**EXCERPT:**

Thursday, August 23, 2007

Inner Strength

My husband and I have 2 young children and I am constantly trying to protect them in everyday life. I hear stories daily that are tragic and involve kids. It makes me hold on even tighter to my babies.

Yesterday, the news came on right after Oprah, as it always does. I usually turn it off because I have a hard time hearing all of the tragedy in our world. For some reason, I left it on. The first story was about a family awaiting news on whether or not their son was on a helicopter that was shot down in Iraq. I saw the family. I know the family. My husband is good friends with the Mother. At that moment, I began to cry.

For her, for her family, for her son and for the hope that he was not on the helicopter. For all of the moms everywhere waiting to hear news about their child. For families who have lost a child. For all of the moms praying that their child is going to be okay. For all of the dads, brothers, sisters, grandparents, aunts, uncles, and so many more, that sit wondering if their loved one is okay. For the people in the waiting rooms at the hospitals praying for their loved ones. I wept for them all. I sat in awe of the strength that it takes to watch you son, daughter, husband, wife, dad or mom go off to war.

On Monday I watched as parents cried when their child entered preschool. My son waved goodbye excited about the day and I realized that I can not control every minute of his day and this is just the beginning. I watched stories on television of parents sending their kids off to college and how hard it was to have them away from home. Then I wondered, what strength must be found deep within to wave goodbye as your child goes off to war. Not only a child, any and all people waving and praying to whoever they believe in for a safe return of their loved one.

**EXCERPTED RECORDS:**
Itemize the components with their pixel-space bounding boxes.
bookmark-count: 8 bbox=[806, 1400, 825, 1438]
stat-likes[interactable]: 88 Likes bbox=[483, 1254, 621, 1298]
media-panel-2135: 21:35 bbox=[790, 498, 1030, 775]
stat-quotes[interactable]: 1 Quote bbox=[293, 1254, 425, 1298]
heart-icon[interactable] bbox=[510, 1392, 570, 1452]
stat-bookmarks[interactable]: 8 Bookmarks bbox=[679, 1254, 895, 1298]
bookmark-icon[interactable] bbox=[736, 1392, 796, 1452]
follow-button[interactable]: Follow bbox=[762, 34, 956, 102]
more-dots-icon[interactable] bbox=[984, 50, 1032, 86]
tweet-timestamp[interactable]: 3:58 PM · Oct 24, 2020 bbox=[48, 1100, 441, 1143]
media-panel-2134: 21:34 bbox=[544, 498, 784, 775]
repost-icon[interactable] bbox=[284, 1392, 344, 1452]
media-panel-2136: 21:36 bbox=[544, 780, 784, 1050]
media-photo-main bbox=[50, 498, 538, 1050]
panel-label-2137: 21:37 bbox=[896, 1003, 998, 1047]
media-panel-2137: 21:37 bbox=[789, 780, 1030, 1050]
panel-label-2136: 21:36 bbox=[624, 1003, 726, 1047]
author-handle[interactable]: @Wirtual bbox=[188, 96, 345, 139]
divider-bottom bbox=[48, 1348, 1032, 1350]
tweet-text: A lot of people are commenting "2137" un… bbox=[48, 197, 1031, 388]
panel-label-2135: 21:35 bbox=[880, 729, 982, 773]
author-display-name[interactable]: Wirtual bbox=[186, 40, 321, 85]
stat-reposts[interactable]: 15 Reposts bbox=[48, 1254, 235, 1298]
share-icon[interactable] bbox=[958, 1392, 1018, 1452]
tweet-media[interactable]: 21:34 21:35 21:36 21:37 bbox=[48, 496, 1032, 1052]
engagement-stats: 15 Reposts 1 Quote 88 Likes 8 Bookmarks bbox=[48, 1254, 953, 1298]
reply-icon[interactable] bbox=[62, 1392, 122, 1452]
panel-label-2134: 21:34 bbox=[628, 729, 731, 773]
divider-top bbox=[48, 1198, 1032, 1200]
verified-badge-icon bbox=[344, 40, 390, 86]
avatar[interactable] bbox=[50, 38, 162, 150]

**WORK ORDER 1:**
Summarize the blog post in two sentences.
**WORK ORDER 2:**
Answer these questions using the blog post:
(a) How many children do the writer and the writer's husband have?
(b) What show does the news come on right after?
(c) How did the writer's son behave when he waved goodbye at preschool on Monday?
**WORK ORDER 3:**
Reproduce word for word the portion of the blog post that begins at the words "Thursday, August 23, 2007" and stops after "began to cry.".

**EXERCISE RESPONSE 1:**
After seeing a news story about a family the writer knows, who were waiting to learn whether their son was on a helicopter shot down in Iraq, the writer wept for them and for all families waiting for news about loved ones. Thinking of parents watching children start preschool or leave for college, the writer wondered what strength must be found deep within to wave goodbye as a child goes off to war.

**EXERCISE RESPONSE 2:**
(a) They have 2 young children.
(b) The news comes on right after Oprah.
(c) He waved goodbye excited about the day.

**EXERCISE RESPONSE 3:**
Thursday, August 23, 2007

Inner Strength

My husband and I have 2 young children and I am constantly trying to protect them in everyday life. I hear stories daily that are tragic and involve kids. It makes me hold on even tighter to my babies.

Yesterday, the news came on right after Oprah, as it always does. I usually turn it off because I have a hard time hearing all of the tragedy in our world. For some reason, I left it on. The first story was about a family awaiting news on whether or not their son was on a helicopter that was shot down in Iraq. I saw the family. I know the family. My husband is good friends with the Mother. At that moment, I began to cry.